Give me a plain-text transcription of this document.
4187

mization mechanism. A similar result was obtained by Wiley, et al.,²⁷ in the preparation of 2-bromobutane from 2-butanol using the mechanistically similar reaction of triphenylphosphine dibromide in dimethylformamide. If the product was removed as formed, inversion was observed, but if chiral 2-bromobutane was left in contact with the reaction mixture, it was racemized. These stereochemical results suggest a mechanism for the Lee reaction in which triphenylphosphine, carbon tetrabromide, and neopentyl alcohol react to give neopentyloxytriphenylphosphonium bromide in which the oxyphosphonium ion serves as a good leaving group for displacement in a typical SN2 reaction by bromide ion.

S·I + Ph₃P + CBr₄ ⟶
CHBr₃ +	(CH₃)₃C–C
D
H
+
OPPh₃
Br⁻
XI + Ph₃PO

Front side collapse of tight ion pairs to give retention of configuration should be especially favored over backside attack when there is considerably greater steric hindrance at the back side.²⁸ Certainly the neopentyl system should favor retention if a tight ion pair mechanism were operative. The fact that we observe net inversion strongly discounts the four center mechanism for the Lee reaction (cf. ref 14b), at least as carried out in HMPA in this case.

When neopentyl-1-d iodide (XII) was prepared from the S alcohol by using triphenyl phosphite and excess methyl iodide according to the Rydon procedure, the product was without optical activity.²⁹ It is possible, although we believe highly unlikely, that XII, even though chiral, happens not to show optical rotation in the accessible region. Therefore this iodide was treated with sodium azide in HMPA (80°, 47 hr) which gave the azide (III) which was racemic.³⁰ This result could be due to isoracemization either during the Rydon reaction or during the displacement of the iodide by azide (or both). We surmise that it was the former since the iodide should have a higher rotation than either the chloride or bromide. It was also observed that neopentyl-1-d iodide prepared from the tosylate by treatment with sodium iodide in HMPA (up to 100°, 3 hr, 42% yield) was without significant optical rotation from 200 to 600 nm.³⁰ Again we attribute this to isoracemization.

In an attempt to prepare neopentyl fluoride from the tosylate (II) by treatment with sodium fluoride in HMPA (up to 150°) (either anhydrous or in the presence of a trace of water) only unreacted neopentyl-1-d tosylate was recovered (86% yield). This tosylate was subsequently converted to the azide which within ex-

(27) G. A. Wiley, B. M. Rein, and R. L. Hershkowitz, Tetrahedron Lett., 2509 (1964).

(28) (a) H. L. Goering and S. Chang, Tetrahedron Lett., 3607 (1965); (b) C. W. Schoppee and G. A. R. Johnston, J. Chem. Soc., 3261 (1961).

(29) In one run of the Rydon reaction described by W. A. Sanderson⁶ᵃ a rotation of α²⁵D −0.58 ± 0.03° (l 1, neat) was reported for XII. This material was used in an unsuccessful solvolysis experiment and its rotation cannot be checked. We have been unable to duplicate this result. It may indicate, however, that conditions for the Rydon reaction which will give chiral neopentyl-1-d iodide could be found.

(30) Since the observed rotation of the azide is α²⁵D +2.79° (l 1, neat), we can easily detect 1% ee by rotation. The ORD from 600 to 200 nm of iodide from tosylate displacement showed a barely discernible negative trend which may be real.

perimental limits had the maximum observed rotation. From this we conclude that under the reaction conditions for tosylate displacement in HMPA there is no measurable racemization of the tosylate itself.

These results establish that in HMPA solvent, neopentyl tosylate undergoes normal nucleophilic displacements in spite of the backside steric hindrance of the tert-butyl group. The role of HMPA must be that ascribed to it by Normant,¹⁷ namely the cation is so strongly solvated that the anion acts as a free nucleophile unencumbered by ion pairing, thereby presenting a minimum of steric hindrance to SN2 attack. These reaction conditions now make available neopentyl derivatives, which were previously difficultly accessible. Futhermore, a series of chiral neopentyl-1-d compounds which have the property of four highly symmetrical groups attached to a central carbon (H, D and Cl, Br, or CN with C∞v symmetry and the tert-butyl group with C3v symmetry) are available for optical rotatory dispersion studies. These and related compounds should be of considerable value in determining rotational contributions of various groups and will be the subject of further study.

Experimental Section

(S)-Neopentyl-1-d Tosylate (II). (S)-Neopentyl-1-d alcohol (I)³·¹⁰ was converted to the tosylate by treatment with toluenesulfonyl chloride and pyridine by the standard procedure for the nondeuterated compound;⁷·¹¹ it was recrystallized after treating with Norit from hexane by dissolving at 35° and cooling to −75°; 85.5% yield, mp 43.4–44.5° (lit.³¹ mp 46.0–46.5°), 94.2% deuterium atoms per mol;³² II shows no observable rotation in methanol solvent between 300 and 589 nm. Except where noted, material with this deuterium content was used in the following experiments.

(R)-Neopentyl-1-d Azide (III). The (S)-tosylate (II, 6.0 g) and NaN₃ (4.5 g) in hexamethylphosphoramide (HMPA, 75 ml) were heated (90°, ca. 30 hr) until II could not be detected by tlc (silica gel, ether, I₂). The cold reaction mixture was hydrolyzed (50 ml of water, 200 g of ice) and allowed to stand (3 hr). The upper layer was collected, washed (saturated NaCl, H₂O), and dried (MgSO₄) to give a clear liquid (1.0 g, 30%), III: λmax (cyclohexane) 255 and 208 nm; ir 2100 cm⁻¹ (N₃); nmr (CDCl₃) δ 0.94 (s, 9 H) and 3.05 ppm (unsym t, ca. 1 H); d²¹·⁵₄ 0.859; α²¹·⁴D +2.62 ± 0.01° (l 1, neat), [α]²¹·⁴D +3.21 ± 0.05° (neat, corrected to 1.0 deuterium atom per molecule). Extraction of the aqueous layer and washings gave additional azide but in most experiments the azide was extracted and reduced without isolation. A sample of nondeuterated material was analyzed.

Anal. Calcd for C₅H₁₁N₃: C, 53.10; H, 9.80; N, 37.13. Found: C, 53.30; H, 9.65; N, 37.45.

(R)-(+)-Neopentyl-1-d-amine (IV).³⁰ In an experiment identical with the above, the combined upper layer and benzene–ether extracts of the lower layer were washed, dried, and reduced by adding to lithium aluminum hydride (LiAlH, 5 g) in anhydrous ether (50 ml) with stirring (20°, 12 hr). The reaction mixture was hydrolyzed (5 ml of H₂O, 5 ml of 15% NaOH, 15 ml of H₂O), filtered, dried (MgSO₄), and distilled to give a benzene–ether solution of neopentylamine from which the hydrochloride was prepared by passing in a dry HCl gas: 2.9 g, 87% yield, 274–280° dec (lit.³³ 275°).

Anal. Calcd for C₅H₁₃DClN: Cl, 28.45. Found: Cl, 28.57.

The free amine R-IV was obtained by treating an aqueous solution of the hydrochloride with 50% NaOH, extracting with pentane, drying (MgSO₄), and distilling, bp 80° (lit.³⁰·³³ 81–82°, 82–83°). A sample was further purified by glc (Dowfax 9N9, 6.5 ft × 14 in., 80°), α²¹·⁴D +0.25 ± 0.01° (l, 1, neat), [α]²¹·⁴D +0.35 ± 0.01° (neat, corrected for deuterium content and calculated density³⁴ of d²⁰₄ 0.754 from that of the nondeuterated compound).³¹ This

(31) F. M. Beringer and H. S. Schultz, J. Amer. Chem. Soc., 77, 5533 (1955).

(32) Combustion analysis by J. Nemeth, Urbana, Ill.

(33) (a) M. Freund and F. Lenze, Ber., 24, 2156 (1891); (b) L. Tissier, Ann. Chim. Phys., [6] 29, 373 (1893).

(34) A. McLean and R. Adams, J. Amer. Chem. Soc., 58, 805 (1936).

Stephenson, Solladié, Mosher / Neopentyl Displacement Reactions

* **EXERCISE PROMPT**
All of the entries need to be reproduced exactly; please write them out.

* **SOLUTION BELOW**
Give me a plain-text transcription of this document.
4187

mization mechanism. A similar result was obtained by Wiley, et al.,²⁷ in the preparation of 2-bromobutane from 2-butanol using the mechanistically similar reaction of triphenylphosphine dibromide in dimethylformamide. If the product was removed as formed, inversion was observed, but if chiral 2-bromobutane was left in contact with the reaction mixture, it was racemized. These stereochemical results suggest a mechanism for the Lee reaction in which triphenylphosphine, carbon tetrabromide, and neopentyl alcohol react to give neopentyloxytriphenylphosphonium bromide in which the oxyphosphonium ion serves as a good leaving group for displacement in a typical SN2 reaction by bromide ion.

S·I + Ph₃P + CBr₄ ⟶
CHBr₃ +	(CH₃)₃C–C
D
H
+
OPPh₃
Br⁻
XI + Ph₃PO

Front side collapse of tight ion pairs to give retention of configuration should be especially favored over backside attack when there is considerably greater steric hindrance at the back side.²⁸ Certainly the neopentyl system should favor retention if a tight ion pair mechanism were operative. The fact that we observe net inversion strongly discounts the four center mechanism for the Lee reaction (cf. ref 14b), at least as carried out in HMPA in this case.

When neopentyl-1-d iodide (XII) was prepared from the S alcohol by using triphenyl phosphite and excess methyl iodide according to the Rydon procedure, the product was without optical activity.²⁹ It is possible, although we believe highly unlikely, that XII, even though chiral, happens not to show optical rotation in the accessible region. Therefore this iodide was treated with sodium azide in HMPA (80°, 47 hr) which gave the azide (III) which was racemic.³⁰ This result could be due to isoracemization either during the Rydon reaction or during the displacement of the iodide by azide (or both). We surmise that it was the former since the iodide should have a higher rotation than either the chloride or bromide. It was also observed that neopentyl-1-d iodide prepared from the tosylate by treatment with sodium iodide in HMPA (up to 100°, 3 hr, 42% yield) was without significant optical rotation from 200 to 600 nm.³⁰ Again we attribute this to isoracemization.

In an attempt to prepare neopentyl fluoride from the tosylate (II) by treatment with sodium fluoride in HMPA (up to 150°) (either anhydrous or in the presence of a trace of water) only unreacted neopentyl-1-d tosylate was recovered (86% yield). This tosylate was subsequently converted to the azide which within ex-

(27) G. A. Wiley, B. M. Rein, and R. L. Hershkowitz, Tetrahedron Lett., 2509 (1964).

(28) (a) H. L. Goering and S. Chang, Tetrahedron Lett., 3607 (1965); (b) C. W. Schoppee and G. A. R. Johnston, J. Chem. Soc., 3261 (1961).

(29) In one run of the Rydon reaction described by W. A. Sanderson⁶ᵃ a rotation of α²⁵D −0.58 ± 0.03° (l 1, neat) was reported for XII. This material was used in an unsuccessful solvolysis experiment and its rotation cannot be checked. We have been unable to duplicate this result. It may indicate, however, that conditions for the Rydon reaction which will give chiral neopentyl-1-d iodide could be found.

(30) Since the observed rotation of the azide is α²⁵D +2.79° (l 1, neat), we can easily detect 1% ee by rotation. The ORD from 600 to 200 nm of iodide from tosylate displacement showed a barely discernible negative trend which may be real.

perimental limits had the maximum observed rotation. From this we conclude that under the reaction conditions for tosylate displacement in HMPA there is no measurable racemization of the tosylate itself.

These results establish that in HMPA solvent, neopentyl tosylate undergoes normal nucleophilic displacements in spite of the backside steric hindrance of the tert-butyl group. The role of HMPA must be that ascribed to it by Normant,¹⁷ namely the cation is so strongly solvated that the anion acts as a free nucleophile unencumbered by ion pairing, thereby presenting a minimum of steric hindrance to SN2 attack. These reaction conditions now make available neopentyl derivatives, which were previously difficultly accessible. Futhermore, a series of chiral neopentyl-1-d compounds which have the property of four highly symmetrical groups attached to a central carbon (H, D and Cl, Br, or CN with C∞v symmetry and the tert-butyl group with C3v symmetry) are available for optical rotatory dispersion studies. These and related compounds should be of considerable value in determining rotational contributions of various groups and will be the subject of further study.

Experimental Section

(S)-Neopentyl-1-d Tosylate (II). (S)-Neopentyl-1-d alcohol (I)³·¹⁰ was converted to the tosylate by treatment with toluenesulfonyl chloride and pyridine by the standard procedure for the nondeuterated compound;⁷·¹¹ it was recrystallized after treating with Norit from hexane by dissolving at 35° and cooling to −75°; 85.5% yield, mp 43.4–44.5° (lit.³¹ mp 46.0–46.5°), 94.2% deuterium atoms per mol;³² II shows no observable rotation in methanol solvent between 300 and 589 nm. Except where noted, material with this deuterium content was used in the following experiments.

(R)-Neopentyl-1-d Azide (III). The (S)-tosylate (II, 6.0 g) and NaN₃ (4.5 g) in hexamethylphosphoramide (HMPA, 75 ml) were heated (90°, ca. 30 hr) until II could not be detected by tlc (silica gel, ether, I₂). The cold reaction mixture was hydrolyzed (50 ml of water, 200 g of ice) and allowed to stand (3 hr). The upper layer was collected, washed (saturated NaCl, H₂O), and dried (MgSO₄) to give a clear liquid (1.0 g, 30%), III: λmax (cyclohexane) 255 and 208 nm; ir 2100 cm⁻¹ (N₃); nmr (CDCl₃) δ 0.94 (s, 9 H) and 3.05 ppm (unsym t, ca. 1 H); d²¹·⁵₄ 0.859; α²¹·⁴D +2.62 ± 0.01° (l 1, neat), [α]²¹·⁴D +3.21 ± 0.05° (neat, corrected to 1.0 deuterium atom per molecule). Extraction of the aqueous layer and washings gave additional azide but in most experiments the azide was extracted and reduced without isolation. A sample of nondeuterated material was analyzed.

Anal. Calcd for C₅H₁₁N₃: C, 53.10; H, 9.80; N, 37.13. Found: C, 53.30; H, 9.65; N, 37.45.

(R)-(+)-Neopentyl-1-d-amine (IV).³⁰ In an experiment identical with the above, the combined upper layer and benzene–ether extracts of the lower layer were washed, dried, and reduced by adding to lithium aluminum hydride (LiAlH, 5 g) in anhydrous ether (50 ml) with stirring (20°, 12 hr). The reaction mixture was hydrolyzed (5 ml of H₂O, 5 ml of 15% NaOH, 15 ml of H₂O), filtered, dried (MgSO₄), and distilled to give a benzene–ether solution of neopentylamine from which the hydrochloride was prepared by passing in a dry HCl gas: 2.9 g, 87% yield, 274–280° dec (lit.³³ 275°).

Anal. Calcd for C₅H₁₃DClN: Cl, 28.45. Found: Cl, 28.57.

The free amine R-IV was obtained by treating an aqueous solution of the hydrochloride with 50% NaOH, extracting with pentane, drying (MgSO₄), and distilling, bp 80° (lit.³⁰·³³ 81–82°, 82–83°). A sample was further purified by glc (Dowfax 9N9, 6.5 ft × 14 in., 80°), α²¹·⁴D +0.25 ± 0.01° (l, 1, neat), [α]²¹·⁴D +0.35 ± 0.01° (neat, corrected for deuterium content and calculated density³⁴ of d²⁰₄ 0.754 from that of the nondeuterated compound).³¹ This

(31) F. M. Beringer and H. S. Schultz, J. Amer. Chem. Soc., 77, 5533 (1955).

(32) Combustion analysis by J. Nemeth, Urbana, Ill.

(33) (a) M. Freund and F. Lenze, Ber., 24, 2156 (1891); (b) L. Tissier, Ann. Chim. Phys., [6] 29, 373 (1893).

(34) A. McLean and R. Adams, J. Amer. Chem. Soc., 58, 805 (1936).

Stephenson, Solladié, Mosher / Neopentyl Displacement Reactions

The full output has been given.